#### Given request
Below is a block of records: output all of them exactly and leave out the pictures.

#### Extracted records

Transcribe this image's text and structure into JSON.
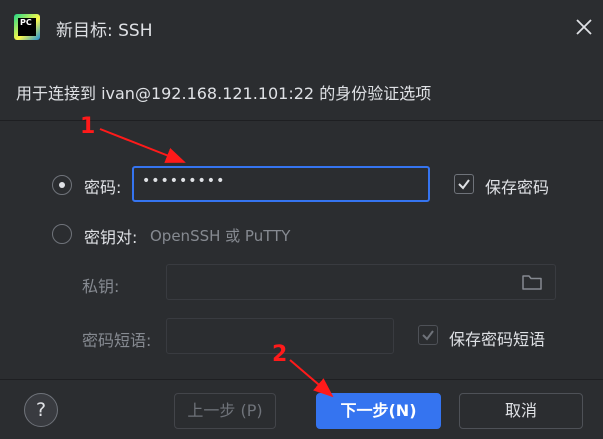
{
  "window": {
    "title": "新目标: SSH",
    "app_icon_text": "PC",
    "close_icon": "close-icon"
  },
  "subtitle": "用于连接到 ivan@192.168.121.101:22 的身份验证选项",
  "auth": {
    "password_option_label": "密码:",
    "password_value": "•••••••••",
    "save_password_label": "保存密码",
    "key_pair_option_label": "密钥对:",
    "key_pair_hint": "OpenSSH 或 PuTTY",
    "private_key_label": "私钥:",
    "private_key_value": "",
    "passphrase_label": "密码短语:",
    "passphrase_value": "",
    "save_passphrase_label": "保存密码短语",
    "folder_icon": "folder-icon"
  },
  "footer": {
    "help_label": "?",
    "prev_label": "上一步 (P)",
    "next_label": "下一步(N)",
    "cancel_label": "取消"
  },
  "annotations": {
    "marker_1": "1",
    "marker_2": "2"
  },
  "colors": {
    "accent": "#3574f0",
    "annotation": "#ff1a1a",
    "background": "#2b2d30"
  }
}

#### Exercise result
Transcribe this image's text and structure into JSON.
{
  "window": {
    "title": "新目标: SSH",
    "app_icon_text": "PC",
    "close_icon": "close-icon"
  },
  "subtitle": "用于连接到 ivan@192.168.121.101:22 的身份验证选项",
  "auth": {
    "password_option_label": "密码:",
    "password_value": "•••••••••",
    "save_password_label": "保存密码",
    "key_pair_option_label": "密钥对:",
    "key_pair_hint": "OpenSSH 或 PuTTY",
    "private_key_label": "私钥:",
    "private_key_value": "",
    "passphrase_label": "密码短语:",
    "passphrase_value": "",
    "save_passphrase_label": "保存密码短语",
    "folder_icon": "folder-icon"
  },
  "footer": {
    "help_label": "?",
    "prev_label": "上一步 (P)",
    "next_label": "下一步(N)",
    "cancel_label": "取消"
  },
  "annotations": {
    "marker_1": "1",
    "marker_2": "2"
  },
  "colors": {
    "accent": "#3574f0",
    "annotation": "#ff1a1a",
    "background": "#2b2d30"
  }
}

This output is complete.